[begin Records supplied]

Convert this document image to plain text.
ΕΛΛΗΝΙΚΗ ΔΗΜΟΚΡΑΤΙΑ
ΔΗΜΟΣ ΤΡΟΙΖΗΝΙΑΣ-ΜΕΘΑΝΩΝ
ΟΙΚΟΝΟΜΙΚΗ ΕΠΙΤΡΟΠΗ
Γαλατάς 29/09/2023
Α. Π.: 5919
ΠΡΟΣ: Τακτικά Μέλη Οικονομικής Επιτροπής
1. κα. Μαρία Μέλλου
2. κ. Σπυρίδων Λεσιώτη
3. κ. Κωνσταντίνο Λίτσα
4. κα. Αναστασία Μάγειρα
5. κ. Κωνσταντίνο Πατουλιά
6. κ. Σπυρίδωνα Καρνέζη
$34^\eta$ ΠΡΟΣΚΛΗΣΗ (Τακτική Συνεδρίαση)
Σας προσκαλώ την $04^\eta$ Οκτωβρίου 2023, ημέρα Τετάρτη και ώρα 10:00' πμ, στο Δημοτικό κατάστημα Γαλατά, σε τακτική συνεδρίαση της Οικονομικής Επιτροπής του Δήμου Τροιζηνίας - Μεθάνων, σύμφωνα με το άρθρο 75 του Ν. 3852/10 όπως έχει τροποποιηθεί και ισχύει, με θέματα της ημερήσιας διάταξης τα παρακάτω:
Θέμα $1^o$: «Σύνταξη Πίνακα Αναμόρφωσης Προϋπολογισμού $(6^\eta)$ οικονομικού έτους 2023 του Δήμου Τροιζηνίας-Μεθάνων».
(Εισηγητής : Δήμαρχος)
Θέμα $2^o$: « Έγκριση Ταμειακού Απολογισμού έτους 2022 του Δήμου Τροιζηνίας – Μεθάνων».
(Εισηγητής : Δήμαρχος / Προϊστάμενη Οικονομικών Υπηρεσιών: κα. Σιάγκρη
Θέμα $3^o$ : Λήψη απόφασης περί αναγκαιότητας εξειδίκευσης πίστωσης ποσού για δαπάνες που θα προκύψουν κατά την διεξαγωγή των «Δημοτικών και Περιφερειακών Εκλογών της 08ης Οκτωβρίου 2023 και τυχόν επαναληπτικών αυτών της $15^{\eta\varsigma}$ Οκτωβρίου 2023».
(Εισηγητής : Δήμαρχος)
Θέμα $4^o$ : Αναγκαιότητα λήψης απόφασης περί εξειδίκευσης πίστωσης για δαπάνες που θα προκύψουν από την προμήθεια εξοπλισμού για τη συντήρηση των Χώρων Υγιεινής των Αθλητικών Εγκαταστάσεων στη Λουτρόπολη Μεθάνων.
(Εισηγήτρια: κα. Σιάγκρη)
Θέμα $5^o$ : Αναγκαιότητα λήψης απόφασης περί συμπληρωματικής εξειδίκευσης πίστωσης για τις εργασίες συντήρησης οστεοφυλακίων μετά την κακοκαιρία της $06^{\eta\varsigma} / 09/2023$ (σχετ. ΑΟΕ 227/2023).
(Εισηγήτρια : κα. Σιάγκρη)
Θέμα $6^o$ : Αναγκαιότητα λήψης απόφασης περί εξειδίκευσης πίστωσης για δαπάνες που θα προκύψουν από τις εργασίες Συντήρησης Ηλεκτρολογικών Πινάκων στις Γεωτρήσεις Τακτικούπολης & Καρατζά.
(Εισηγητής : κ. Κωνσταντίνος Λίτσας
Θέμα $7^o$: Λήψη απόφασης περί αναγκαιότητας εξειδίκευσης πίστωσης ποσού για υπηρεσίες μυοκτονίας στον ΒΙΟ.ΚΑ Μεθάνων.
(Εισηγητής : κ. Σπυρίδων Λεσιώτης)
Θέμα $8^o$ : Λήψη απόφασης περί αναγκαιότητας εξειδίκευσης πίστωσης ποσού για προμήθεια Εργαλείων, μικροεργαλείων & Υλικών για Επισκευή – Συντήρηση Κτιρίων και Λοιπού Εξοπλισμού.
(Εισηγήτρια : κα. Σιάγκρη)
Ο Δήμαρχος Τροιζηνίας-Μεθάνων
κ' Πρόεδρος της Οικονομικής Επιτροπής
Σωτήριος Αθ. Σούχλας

[end Records supplied]

* What to do *
Locate the lines above that contain "Εισηγητής" and copy them.

* Solution to the problem *
(Εισηγητής : Δήμαρχος)
(Εισηγητής : Δήμαρχος / Προϊστάμενη Οικονομικών Υπηρεσιών: κα. Σιάγκρη
(Εισηγητής : Δήμαρχος)
(Εισηγητής : κ. Κωνσταντίνος Λίτσας
(Εισηγητής : κ. Σπυρίδων Λεσιώτης)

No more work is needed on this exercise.